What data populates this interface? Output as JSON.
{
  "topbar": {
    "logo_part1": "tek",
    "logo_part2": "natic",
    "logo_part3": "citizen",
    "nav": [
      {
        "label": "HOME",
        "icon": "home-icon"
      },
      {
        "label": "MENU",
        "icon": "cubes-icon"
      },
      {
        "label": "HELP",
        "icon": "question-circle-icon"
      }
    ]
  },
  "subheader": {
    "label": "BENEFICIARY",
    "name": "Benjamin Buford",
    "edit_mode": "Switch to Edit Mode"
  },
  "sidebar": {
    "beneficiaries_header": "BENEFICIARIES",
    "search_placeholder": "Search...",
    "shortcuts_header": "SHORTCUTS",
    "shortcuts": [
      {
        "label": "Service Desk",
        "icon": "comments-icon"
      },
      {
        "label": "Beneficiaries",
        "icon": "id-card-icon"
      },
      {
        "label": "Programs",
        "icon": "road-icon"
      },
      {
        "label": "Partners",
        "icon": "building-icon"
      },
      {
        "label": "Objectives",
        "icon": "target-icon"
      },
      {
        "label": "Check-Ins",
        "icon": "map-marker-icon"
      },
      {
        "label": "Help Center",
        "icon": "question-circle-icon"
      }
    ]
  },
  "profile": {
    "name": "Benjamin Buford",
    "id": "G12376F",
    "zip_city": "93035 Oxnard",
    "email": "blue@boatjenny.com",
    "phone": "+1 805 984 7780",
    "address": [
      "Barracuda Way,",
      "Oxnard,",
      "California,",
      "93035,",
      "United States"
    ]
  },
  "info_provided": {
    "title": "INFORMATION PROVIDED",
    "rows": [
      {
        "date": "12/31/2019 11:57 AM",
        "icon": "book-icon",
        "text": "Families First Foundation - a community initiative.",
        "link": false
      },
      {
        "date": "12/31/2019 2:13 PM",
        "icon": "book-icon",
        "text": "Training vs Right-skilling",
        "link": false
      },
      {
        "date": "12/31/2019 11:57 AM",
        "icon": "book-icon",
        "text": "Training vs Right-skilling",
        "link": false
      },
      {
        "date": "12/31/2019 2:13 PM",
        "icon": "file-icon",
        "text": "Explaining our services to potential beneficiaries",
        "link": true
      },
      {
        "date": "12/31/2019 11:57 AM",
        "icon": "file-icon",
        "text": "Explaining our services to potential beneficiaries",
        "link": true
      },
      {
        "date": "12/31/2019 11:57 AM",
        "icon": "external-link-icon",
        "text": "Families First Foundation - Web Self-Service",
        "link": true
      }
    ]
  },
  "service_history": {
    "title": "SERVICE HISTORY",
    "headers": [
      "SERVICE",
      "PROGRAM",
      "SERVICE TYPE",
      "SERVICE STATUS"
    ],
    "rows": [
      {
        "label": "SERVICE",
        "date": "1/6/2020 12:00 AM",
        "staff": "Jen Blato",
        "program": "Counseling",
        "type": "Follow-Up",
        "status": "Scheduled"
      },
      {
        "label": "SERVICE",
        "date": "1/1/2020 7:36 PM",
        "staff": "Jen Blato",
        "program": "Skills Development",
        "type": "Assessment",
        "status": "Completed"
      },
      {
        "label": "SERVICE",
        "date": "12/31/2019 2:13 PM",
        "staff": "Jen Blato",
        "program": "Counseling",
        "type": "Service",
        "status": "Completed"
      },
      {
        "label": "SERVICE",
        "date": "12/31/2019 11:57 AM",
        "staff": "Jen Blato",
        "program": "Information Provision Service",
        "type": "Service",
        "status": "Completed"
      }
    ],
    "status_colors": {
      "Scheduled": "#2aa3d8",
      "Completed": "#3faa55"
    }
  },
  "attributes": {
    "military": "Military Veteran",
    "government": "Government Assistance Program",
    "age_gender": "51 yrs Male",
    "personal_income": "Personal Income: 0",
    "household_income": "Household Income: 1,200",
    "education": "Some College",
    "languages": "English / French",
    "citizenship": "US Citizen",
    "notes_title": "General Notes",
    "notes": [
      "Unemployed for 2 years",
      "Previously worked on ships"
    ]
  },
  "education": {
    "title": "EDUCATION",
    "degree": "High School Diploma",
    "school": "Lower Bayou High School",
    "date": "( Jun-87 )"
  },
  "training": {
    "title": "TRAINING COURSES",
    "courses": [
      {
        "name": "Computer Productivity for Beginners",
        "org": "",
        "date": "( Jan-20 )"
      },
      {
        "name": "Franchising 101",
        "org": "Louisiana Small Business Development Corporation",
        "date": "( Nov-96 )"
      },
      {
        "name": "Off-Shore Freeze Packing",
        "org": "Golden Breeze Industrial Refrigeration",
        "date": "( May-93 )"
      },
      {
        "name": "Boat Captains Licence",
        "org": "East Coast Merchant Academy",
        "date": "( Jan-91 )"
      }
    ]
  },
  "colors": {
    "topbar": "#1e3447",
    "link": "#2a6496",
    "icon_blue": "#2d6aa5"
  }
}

§ **Your instructions**:
Restate every line of the data word for word.

§ **Exercise response**:
What data populates this interface? Output as JSON.
{
  "topbar": {
    "logo_part1": "tek",
    "logo_part2": "natic",
    "logo_part3": "citizen",
    "nav": [
      {
        "label": "HOME",
        "icon": "home-icon"
      },
      {
        "label": "MENU",
        "icon": "cubes-icon"
      },
      {
        "label": "HELP",
        "icon": "question-circle-icon"
      }
    ]
  },
  "subheader": {
    "label": "BENEFICIARY",
    "name": "Benjamin Buford",
    "edit_mode": "Switch to Edit Mode"
  },
  "sidebar": {
    "beneficiaries_header": "BENEFICIARIES",
    "search_placeholder": "Search...",
    "shortcuts_header": "SHORTCUTS",
    "shortcuts": [
      {
        "label": "Service Desk",
        "icon": "comments-icon"
      },
      {
        "label": "Beneficiaries",
        "icon": "id-card-icon"
      },
      {
        "label": "Programs",
        "icon": "road-icon"
      },
      {
        "label": "Partners",
        "icon": "building-icon"
      },
      {
        "label": "Objectives",
        "icon": "target-icon"
      },
      {
        "label": "Check-Ins",
        "icon": "map-marker-icon"
      },
      {
        "label": "Help Center",
        "icon": "question-circle-icon"
      }
    ]
  },
  "profile": {
    "name": "Benjamin Buford",
    "id": "G12376F",
    "zip_city": "93035 Oxnard",
    "email": "blue@boatjenny.com",
    "phone": "+1 805 984 7780",
    "address": [
      "Barracuda Way,",
      "Oxnard,",
      "California,",
      "93035,",
      "United States"
    ]
  },
  "info_provided": {
    "title": "INFORMATION PROVIDED",
    "rows": [
      {
        "date": "12/31/2019 11:57 AM",
        "icon": "book-icon",
        "text": "Families First Foundation - a community initiative.",
        "link": false
      },
      {
        "date": "12/31/2019 2:13 PM",
        "icon": "book-icon",
        "text": "Training vs Right-skilling",
        "link": false
      },
      {
        "date": "12/31/2019 11:57 AM",
        "icon": "book-icon",
        "text": "Training vs Right-skilling",
        "link": false
      },
      {
        "date": "12/31/2019 2:13 PM",
        "icon": "file-icon",
        "text": "Explaining our services to potential beneficiaries",
        "link": true
      },
      {
        "date": "12/31/2019 11:57 AM",
        "icon": "file-icon",
        "text": "Explaining our services to potential beneficiaries",
        "link": true
      },
      {
        "date": "12/31/2019 11:57 AM",
        "icon": "external-link-icon",
        "text": "Families First Foundation - Web Self-Service",
        "link": true
      }
    ]
  },
  "service_history": {
    "title": "SERVICE HISTORY",
    "headers": [
      "SERVICE",
      "PROGRAM",
      "SERVICE TYPE",
      "SERVICE STATUS"
    ],
    "rows": [
      {
        "label": "SERVICE",
        "date": "1/6/2020 12:00 AM",
        "staff": "Jen Blato",
        "program": "Counseling",
        "type": "Follow-Up",
        "status": "Scheduled"
      },
      {
        "label": "SERVICE",
        "date": "1/1/2020 7:36 PM",
        "staff": "Jen Blato",
        "program": "Skills Development",
        "type": "Assessment",
        "status": "Completed"
      },
      {
        "label": "SERVICE",
        "date": "12/31/2019 2:13 PM",
        "staff": "Jen Blato",
        "program": "Counseling",
        "type": "Service",
        "status": "Completed"
      },
      {
        "label": "SERVICE",
        "date": "12/31/2019 11:57 AM",
        "staff": "Jen Blato",
        "program": "Information Provision Service",
        "type": "Service",
        "status": "Completed"
      }
    ],
    "status_colors": {
      "Scheduled": "#2aa3d8",
      "Completed": "#3faa55"
    }
  },
  "attributes": {
    "military": "Military Veteran",
    "government": "Government Assistance Program",
    "age_gender": "51 yrs Male",
    "personal_income": "Personal Income: 0",
    "household_income": "Household Income: 1,200",
    "education": "Some College",
    "languages": "English / French",
    "citizenship": "US Citizen",
    "notes_title": "General Notes",
    "notes": [
      "Unemployed for 2 years",
      "Previously worked on ships"
    ]
  },
  "education": {
    "title": "EDUCATION",
    "degree": "High School Diploma",
    "school": "Lower Bayou High School",
    "date": "( Jun-87 )"
  },
  "training": {
    "title": "TRAINING COURSES",
    "courses": [
      {
        "name": "Computer Productivity for Beginners",
        "org": "",
        "date": "( Jan-20 )"
      },
      {
        "name": "Franchising 101",
        "org": "Louisiana Small Business Development Corporation",
        "date": "( Nov-96 )"
      },
      {
        "name": "Off-Shore Freeze Packing",
        "org": "Golden Breeze Industrial Refrigeration",
        "date": "( May-93 )"
      },
      {
        "name": "Boat Captains Licence",
        "org": "East Coast Merchant Academy",
        "date": "( Jan-91 )"
      }
    ]
  },
  "colors": {
    "topbar": "#1e3447",
    "link": "#2a6496",
    "icon_blue": "#2d6aa5"
  }
}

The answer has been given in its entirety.